(GIVEN TASK)
Extract every record, exactly as written, and ignore the pictures.
# # # #
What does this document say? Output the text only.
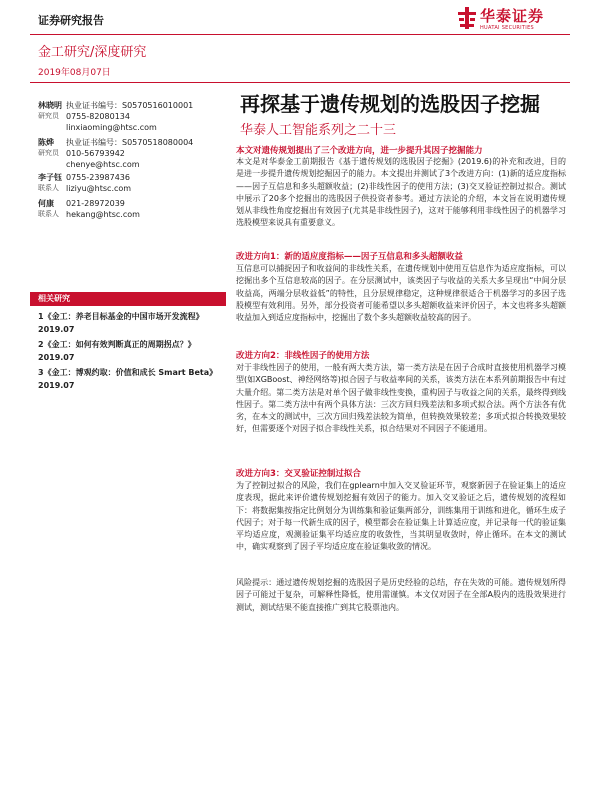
证券研究报告	华泰证券
HUATAI SECURITIES
金工研究/深度研究
2019年08月07日
林晓明 执业证书编号：S0570516010001
研究员 0755-82080134
linxiaoming@htsc.com
陈烨	执业证书编号：S0570518080004
研究员 010-56793942
chenye@htsc.com
李子钰 0755-23987436
联系人 liziyu@htsc.com
何康	021-28972039
联系人 hekang@htsc.com
相关研究
1《金工：养老目标基金的中国市场开发流程》2019.07
2《金工：如何有效判断真正的周期拐点？》2019.07
3《金工：博观约取：价值和成长 Smart Beta》2019.07
再探基于遗传规划的选股因子挖掘
华泰人工智能系列之二十三
本文对遗传规划提出了三个改进方向，进一步提升其因子挖掘能力
本文是对华泰金工前期报告《基于遗传规划的选股因子挖掘》(2019.6)的补充和改进，目的是进一步提升遗传规划挖掘因子的能力。本文提出并测试了3个改进方向：(1)新的适应度指标——因子互信息和多头超额收益；(2)非线性因子的使用方法；(3)交叉验证控制过拟合。测试中展示了20多个挖掘出的选股因子供投资者参考。通过方法论的介绍，本文旨在说明遗传规划从非线性角度挖掘出有效因子(尤其是非线性因子)，这对于能够利用非线性因子的机器学习选股模型来说具有重要意义。
改进方向1：新的适应度指标——因子互信息和多头超额收益
互信息可以捕捉因子和收益间的非线性关系，在遗传规划中使用互信息作为适应度指标，可以挖掘出多个互信息较高的因子。在分层测试中，该类因子与收益的关系大多呈现出“中间分层收益高，两端分层收益低”的特性，且分层规律稳定，这种规律很适合于机器学习的多因子选股模型有效利用。另外，部分投资者可能希望以多头超额收益来评价因子，本文也将多头超额收益加入到适应度指标中，挖掘出了数个多头超额收益较高的因子。
改进方向2：非线性因子的使用方法
对于非线性因子的使用，一般有两大类方法，第一类方法是在因子合成时直接使用机器学习模型(如XGBoost、神经网络等)拟合因子与收益率间的关系，该类方法在本系列前期报告中有过大量介绍。第二类方法是对单个因子做非线性变换，重构因子与收益之间的关系，最终得到线性因子。第二类方法中有两个具体方法：三次方回归残差法和多项式拟合法。两个方法各有优劣，在本文的测试中，三次方回归残差法较为简单，但转换效果较差；多项式拟合转换效果较好，但需要逐个对因子拟合非线性关系，拟合结果对不同因子不能通用。
改进方向3：交叉验证控制过拟合
为了控制过拟合的风险，我们在gplearn中加入交叉验证环节，观察新因子在验证集上的适应度表现，据此来评价遗传规划挖掘有效因子的能力。加入交叉验证之后，遗传规划的流程如下：将数据集按指定比例划分为训练集和验证集两部分，训练集用于训练和进化，循环生成子代因子；对于每一代新生成的因子，模型都会在验证集上计算适应度，并记录每一代的验证集平均适应度，观测验证集平均适应度的收敛性，当其明显收敛时，停止循环。在本文的测试中，确实观察到了因子平均适应度在验证集收敛的情况。
风险提示：通过遗传规划挖掘的选股因子是历史经验的总结，存在失效的可能。遗传规划所得因子可能过于复杂，可解释性降低，使用需谨慎。本文仅对因子在全部A股内的选股效果进行测试，测试结果不能直接推广到其它股票池内。
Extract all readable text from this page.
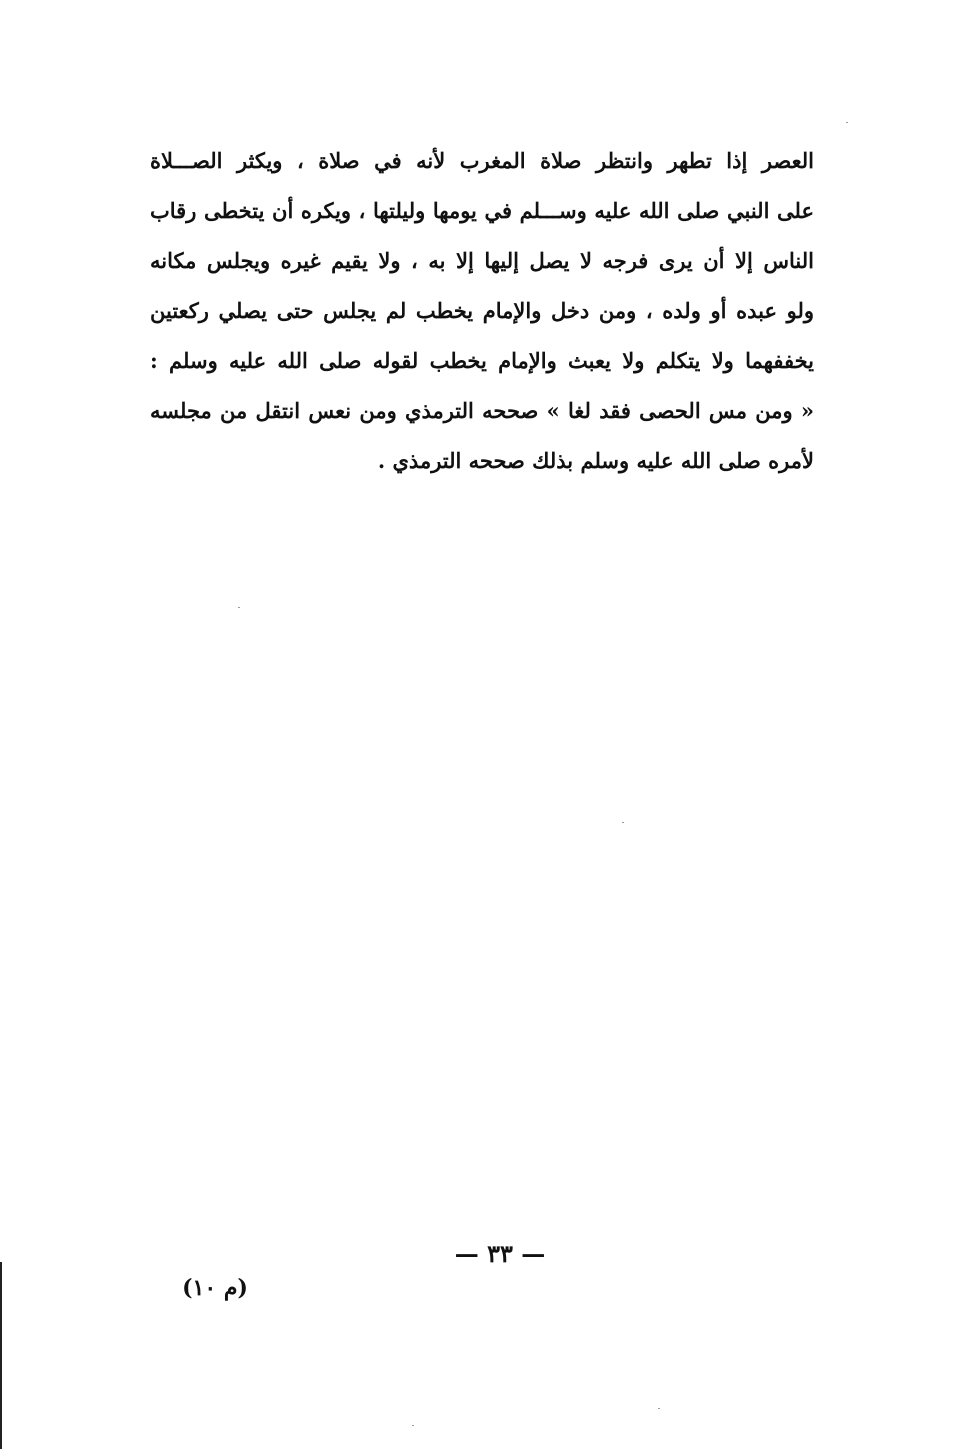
العصر إذا تطهر وانتظر صلاة المغرب لأنه في صلاة ، ويكثر الصـــلاة
على النبي صلى الله عليه وســـلم في يومها وليلتها ، ويكره أن يتخطى رقاب
الناس إلا أن يرى فرجه لا يصل إليها إلا به ، ولا يقيم غيره ويجلس مكانه
ولو عبده أو ولده ، ومن دخل والإمام يخطب لم يجلس حتى يصلي ركعتين
يخففهما ولا يتكلم ولا يعبث والإمام يخطب لقوله صلى الله عليه وسلم :
« ومن مس الحصى فقد لغا » صححه الترمذي ومن نعس انتقل من مجلسه
لأمره صلى الله عليه وسلم بذلك صححه الترمذي .
— ٣٣ —
(م ١٠)
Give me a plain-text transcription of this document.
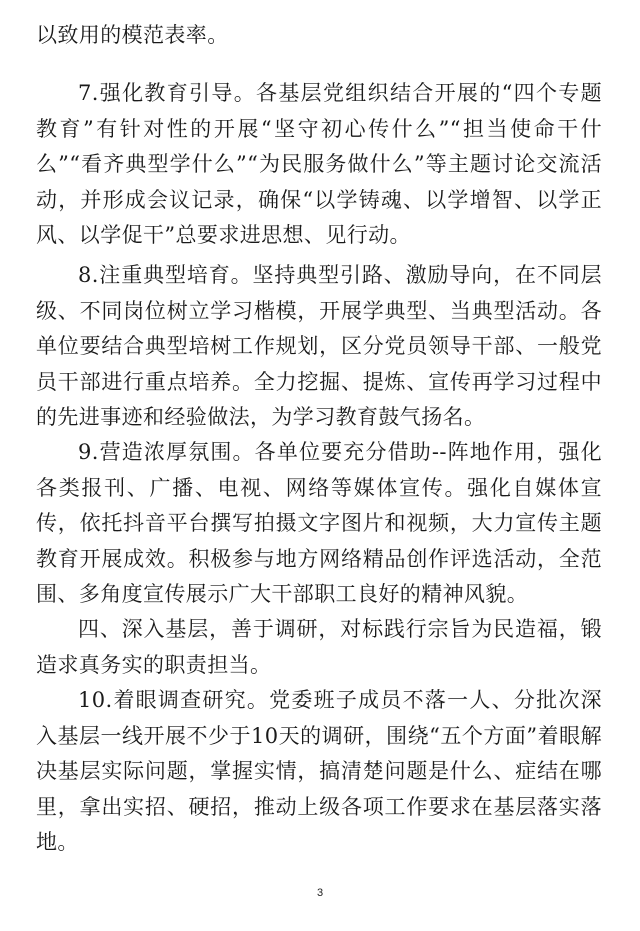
以致用的模范表率。

7.强化教育引导。各基层党组织结合开展的“四个专题教育”有针对性的开展“坚守初心传什么”“担当使命干什么”“看齐典型学什么”“为民服务做什么”等主题讨论交流活动，并形成会议记录，确保“以学铸魂、以学增智、以学正风、以学促干”总要求进思想、见行动。

8.注重典型培育。坚持典型引路、激励导向，在不同层级、不同岗位树立学习楷模，开展学典型、当典型活动。各单位要结合典型培树工作规划，区分党员领导干部、一般党员干部进行重点培养。全力挖掘、提炼、宣传再学习过程中的先进事迹和经验做法，为学习教育鼓气扬名。

9.营造浓厚氛围。各单位要充分借助--阵地作用，强化各类报刊、广播、电视、网络等媒体宣传。强化自媒体宣传，依托抖音平台撰写拍摄文字图片和视频，大力宣传主题教育开展成效。积极参与地方网络精品创作评选活动，全范围、多角度宣传展示广大干部职工良好的精神风貌。

四、深入基层，善于调研，对标践行宗旨为民造福，锻造求真务实的职责担当。

10.着眼调查研究。党委班子成员不落一人、分批次深入基层一线开展不少于10天的调研，围绕“五个方面”着眼解决基层实际问题，掌握实情，搞清楚问题是什么、症结在哪里，拿出实招、硬招，推动上级各项工作要求在基层落实落地。

3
# # # #
(EXERCISE SOLUTION)
What does this document say? Output the text only.
证券研究报告	华泰证券
HUATAI SECURITIES
金工研究/深度研究
2019年08月07日
林晓明 执业证书编号：S0570516010001
研究员 0755-82080134
linxiaoming@htsc.com
陈烨	执业证书编号：S0570518080004
研究员 010-56793942
chenye@htsc.com
李子钰 0755-23987436
联系人 liziyu@htsc.com
何康	021-28972039
联系人 hekang@htsc.com
相关研究
1《金工：养老目标基金的中国市场开发流程》2019.07
2《金工：如何有效判断真正的周期拐点？》2019.07
3《金工：博观约取：价值和成长 Smart Beta》2019.07
再探基于遗传规划的选股因子挖掘
华泰人工智能系列之二十三
本文对遗传规划提出了三个改进方向，进一步提升其因子挖掘能力
本文是对华泰金工前期报告《基于遗传规划的选股因子挖掘》(2019.6)的补充和改进，目的是进一步提升遗传规划挖掘因子的能力。本文提出并测试了3个改进方向：(1)新的适应度指标——因子互信息和多头超额收益；(2)非线性因子的使用方法；(3)交叉验证控制过拟合。测试中展示了20多个挖掘出的选股因子供投资者参考。通过方法论的介绍，本文旨在说明遗传规划从非线性角度挖掘出有效因子(尤其是非线性因子)，这对于能够利用非线性因子的机器学习选股模型来说具有重要意义。
改进方向1：新的适应度指标——因子互信息和多头超额收益
互信息可以捕捉因子和收益间的非线性关系，在遗传规划中使用互信息作为适应度指标，可以挖掘出多个互信息较高的因子。在分层测试中，该类因子与收益的关系大多呈现出“中间分层收益高，两端分层收益低”的特性，且分层规律稳定，这种规律很适合于机器学习的多因子选股模型有效利用。另外，部分投资者可能希望以多头超额收益来评价因子，本文也将多头超额收益加入到适应度指标中，挖掘出了数个多头超额收益较高的因子。
改进方向2：非线性因子的使用方法
对于非线性因子的使用，一般有两大类方法，第一类方法是在因子合成时直接使用机器学习模型(如XGBoost、神经网络等)拟合因子与收益率间的关系，该类方法在本系列前期报告中有过大量介绍。第二类方法是对单个因子做非线性变换，重构因子与收益之间的关系，最终得到线性因子。第二类方法中有两个具体方法：三次方回归残差法和多项式拟合法。两个方法各有优劣，在本文的测试中，三次方回归残差法较为简单，但转换效果较差；多项式拟合转换效果较好，但需要逐个对因子拟合非线性关系，拟合结果对不同因子不能通用。
改进方向3：交叉验证控制过拟合
为了控制过拟合的风险，我们在gplearn中加入交叉验证环节，观察新因子在验证集上的适应度表现，据此来评价遗传规划挖掘有效因子的能力。加入交叉验证之后，遗传规划的流程如下：将数据集按指定比例划分为训练集和验证集两部分，训练集用于训练和进化，循环生成子代因子；对于每一代新生成的因子，模型都会在验证集上计算适应度，并记录每一代的验证集平均适应度，观测验证集平均适应度的收敛性，当其明显收敛时，停止循环。在本文的测试中，确实观察到了因子平均适应度在验证集收敛的情况。
风险提示：通过遗传规划挖掘的选股因子是历史经验的总结，存在失效的可能。遗传规划所得因子可能过于复杂，可解释性降低，使用需谨慎。本文仅对因子在全部A股内的选股效果进行测试，测试结果不能直接推广到其它股票池内。
Extract all readable text from this page.
العصر إذا تطهر وانتظر صلاة المغرب لأنه في صلاة ، ويكثر الصـــلاة
على النبي صلى الله عليه وســـلم في يومها وليلتها ، ويكره أن يتخطى رقاب
الناس إلا أن يرى فرجه لا يصل إليها إلا به ، ولا يقيم غيره ويجلس مكانه
ولو عبده أو ولده ، ومن دخل والإمام يخطب لم يجلس حتى يصلي ركعتين
يخففهما ولا يتكلم ولا يعبث والإمام يخطب لقوله صلى الله عليه وسلم :
« ومن مس الحصى فقد لغا » صححه الترمذي ومن نعس انتقل من مجلسه
لأمره صلى الله عليه وسلم بذلك صححه الترمذي .
— ٣٣ —
(م ١٠)
Give me a plain-text transcription of this document.
以致用的模范表率。

7.强化教育引导。各基层党组织结合开展的“四个专题教育”有针对性的开展“坚守初心传什么”“担当使命干什么”“看齐典型学什么”“为民服务做什么”等主题讨论交流活动，并形成会议记录，确保“以学铸魂、以学增智、以学正风、以学促干”总要求进思想、见行动。

8.注重典型培育。坚持典型引路、激励导向，在不同层级、不同岗位树立学习楷模，开展学典型、当典型活动。各单位要结合典型培树工作规划，区分党员领导干部、一般党员干部进行重点培养。全力挖掘、提炼、宣传再学习过程中的先进事迹和经验做法，为学习教育鼓气扬名。

9.营造浓厚氛围。各单位要充分借助--阵地作用，强化各类报刊、广播、电视、网络等媒体宣传。强化自媒体宣传，依托抖音平台撰写拍摄文字图片和视频，大力宣传主题教育开展成效。积极参与地方网络精品创作评选活动，全范围、多角度宣传展示广大干部职工良好的精神风貌。

四、深入基层，善于调研，对标践行宗旨为民造福，锻造求真务实的职责担当。

10.着眼调查研究。党委班子成员不落一人、分批次深入基层一线开展不少于10天的调研，围绕“五个方面”着眼解决基层实际问题，掌握实情，搞清楚问题是什么、症结在哪里，拿出实招、硬招，推动上级各项工作要求在基层落实落地。

3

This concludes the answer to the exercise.